* DIRECTION
Write out all of the data exactly as it appears.

____

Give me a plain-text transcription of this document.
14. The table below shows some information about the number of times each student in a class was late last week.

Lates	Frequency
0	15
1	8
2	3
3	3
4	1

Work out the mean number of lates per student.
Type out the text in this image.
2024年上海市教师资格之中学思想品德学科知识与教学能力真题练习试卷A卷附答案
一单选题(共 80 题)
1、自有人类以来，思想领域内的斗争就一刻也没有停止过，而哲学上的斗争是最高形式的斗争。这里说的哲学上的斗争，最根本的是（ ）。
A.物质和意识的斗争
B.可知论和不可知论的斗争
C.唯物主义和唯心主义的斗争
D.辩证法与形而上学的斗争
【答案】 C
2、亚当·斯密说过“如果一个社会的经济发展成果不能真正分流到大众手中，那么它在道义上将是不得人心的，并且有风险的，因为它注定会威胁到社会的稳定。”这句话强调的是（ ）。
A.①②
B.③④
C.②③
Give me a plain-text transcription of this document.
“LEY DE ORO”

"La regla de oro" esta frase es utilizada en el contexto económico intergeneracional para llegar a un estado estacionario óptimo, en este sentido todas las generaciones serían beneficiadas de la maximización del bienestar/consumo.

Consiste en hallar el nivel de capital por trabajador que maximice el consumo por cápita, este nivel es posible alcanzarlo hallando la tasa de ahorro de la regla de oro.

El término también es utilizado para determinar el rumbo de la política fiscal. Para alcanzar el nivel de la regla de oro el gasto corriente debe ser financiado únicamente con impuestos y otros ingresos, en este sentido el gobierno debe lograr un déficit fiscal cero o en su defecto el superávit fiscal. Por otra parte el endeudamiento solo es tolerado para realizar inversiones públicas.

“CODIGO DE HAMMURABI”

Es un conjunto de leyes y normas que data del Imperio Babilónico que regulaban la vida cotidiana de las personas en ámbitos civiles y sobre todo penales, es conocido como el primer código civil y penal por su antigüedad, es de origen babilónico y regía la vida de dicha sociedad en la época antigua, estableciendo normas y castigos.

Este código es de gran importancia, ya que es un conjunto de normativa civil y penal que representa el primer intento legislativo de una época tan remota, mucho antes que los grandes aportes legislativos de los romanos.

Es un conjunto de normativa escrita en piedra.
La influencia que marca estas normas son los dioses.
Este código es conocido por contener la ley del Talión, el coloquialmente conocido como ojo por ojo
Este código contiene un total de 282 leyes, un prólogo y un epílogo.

____

* THE ANSWER
Give me a plain-text transcription of this document.
14. The table below shows some information about the number of times each student in a class was late last week.

Lates	Frequency
0	15
1	8
2	3
3	3
4	1

Work out the mean number of lates per student.
Type out the text in this image.
2024年上海市教师资格之中学思想品德学科知识与教学能力真题练习试卷A卷附答案
一单选题(共 80 题)
1、自有人类以来，思想领域内的斗争就一刻也没有停止过，而哲学上的斗争是最高形式的斗争。这里说的哲学上的斗争，最根本的是（ ）。
A.物质和意识的斗争
B.可知论和不可知论的斗争
C.唯物主义和唯心主义的斗争
D.辩证法与形而上学的斗争
【答案】 C
2、亚当·斯密说过“如果一个社会的经济发展成果不能真正分流到大众手中，那么它在道义上将是不得人心的，并且有风险的，因为它注定会威胁到社会的稳定。”这句话强调的是（ ）。
A.①②
B.③④
C.②③
Give me a plain-text transcription of this document.
“LEY DE ORO”

"La regla de oro" esta frase es utilizada en el contexto económico intergeneracional para llegar a un estado estacionario óptimo, en este sentido todas las generaciones serían beneficiadas de la maximización del bienestar/consumo.

Consiste en hallar el nivel de capital por trabajador que maximice el consumo por cápita, este nivel es posible alcanzarlo hallando la tasa de ahorro de la regla de oro.

El término también es utilizado para determinar el rumbo de la política fiscal. Para alcanzar el nivel de la regla de oro el gasto corriente debe ser financiado únicamente con impuestos y otros ingresos, en este sentido el gobierno debe lograr un déficit fiscal cero o en su defecto el superávit fiscal. Por otra parte el endeudamiento solo es tolerado para realizar inversiones públicas.

“CODIGO DE HAMMURABI”

Es un conjunto de leyes y normas que data del Imperio Babilónico que regulaban la vida cotidiana de las personas en ámbitos civiles y sobre todo penales, es conocido como el primer código civil y penal por su antigüedad, es de origen babilónico y regía la vida de dicha sociedad en la época antigua, estableciendo normas y castigos.

Este código es de gran importancia, ya que es un conjunto de normativa civil y penal que representa el primer intento legislativo de una época tan remota, mucho antes que los grandes aportes legislativos de los romanos.

Es un conjunto de normativa escrita en piedra.
La influencia que marca estas normas son los dioses.
Este código es conocido por contener la ley del Talión, el coloquialmente conocido como ojo por ojo
Este código contiene un total de 282 leyes, un prólogo y un epílogo.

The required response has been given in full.